## REQUEST
Go through the records and extract every line with the word "infarto".

## EXTRACTED ENTRIES
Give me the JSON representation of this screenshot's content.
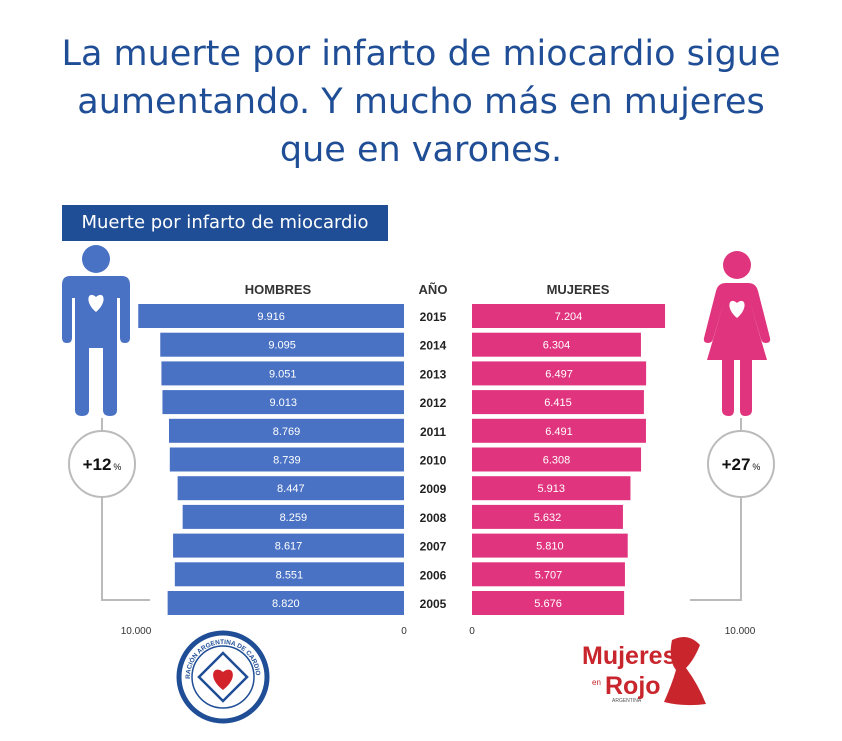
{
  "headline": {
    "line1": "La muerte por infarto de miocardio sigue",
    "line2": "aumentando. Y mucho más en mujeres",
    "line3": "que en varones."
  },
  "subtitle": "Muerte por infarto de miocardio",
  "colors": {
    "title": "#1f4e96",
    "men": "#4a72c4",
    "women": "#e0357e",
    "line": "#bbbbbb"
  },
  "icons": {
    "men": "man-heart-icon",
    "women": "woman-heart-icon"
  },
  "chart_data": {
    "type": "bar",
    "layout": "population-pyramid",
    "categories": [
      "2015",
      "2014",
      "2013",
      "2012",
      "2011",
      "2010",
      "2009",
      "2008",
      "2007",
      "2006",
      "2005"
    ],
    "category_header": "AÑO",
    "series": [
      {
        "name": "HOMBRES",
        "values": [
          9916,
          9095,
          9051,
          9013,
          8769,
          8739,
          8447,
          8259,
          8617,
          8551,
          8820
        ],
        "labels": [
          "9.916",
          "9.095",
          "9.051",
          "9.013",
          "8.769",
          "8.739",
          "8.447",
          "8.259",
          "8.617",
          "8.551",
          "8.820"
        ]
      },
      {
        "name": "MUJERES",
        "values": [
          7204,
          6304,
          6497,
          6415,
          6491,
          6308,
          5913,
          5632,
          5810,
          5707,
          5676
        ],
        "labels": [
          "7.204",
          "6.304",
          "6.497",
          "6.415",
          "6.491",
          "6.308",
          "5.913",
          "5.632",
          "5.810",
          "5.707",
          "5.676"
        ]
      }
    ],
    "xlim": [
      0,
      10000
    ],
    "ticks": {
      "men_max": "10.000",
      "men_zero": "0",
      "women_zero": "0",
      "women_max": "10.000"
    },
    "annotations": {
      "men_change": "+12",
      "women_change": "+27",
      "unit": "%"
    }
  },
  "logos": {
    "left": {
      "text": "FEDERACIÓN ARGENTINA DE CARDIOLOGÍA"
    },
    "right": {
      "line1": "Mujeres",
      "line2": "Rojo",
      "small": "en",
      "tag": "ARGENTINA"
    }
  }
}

## EXERCISE OUTPUT
    "line1": "La muerte por infarto de miocardio sigue",
  "subtitle": "Muerte por infarto de miocardio",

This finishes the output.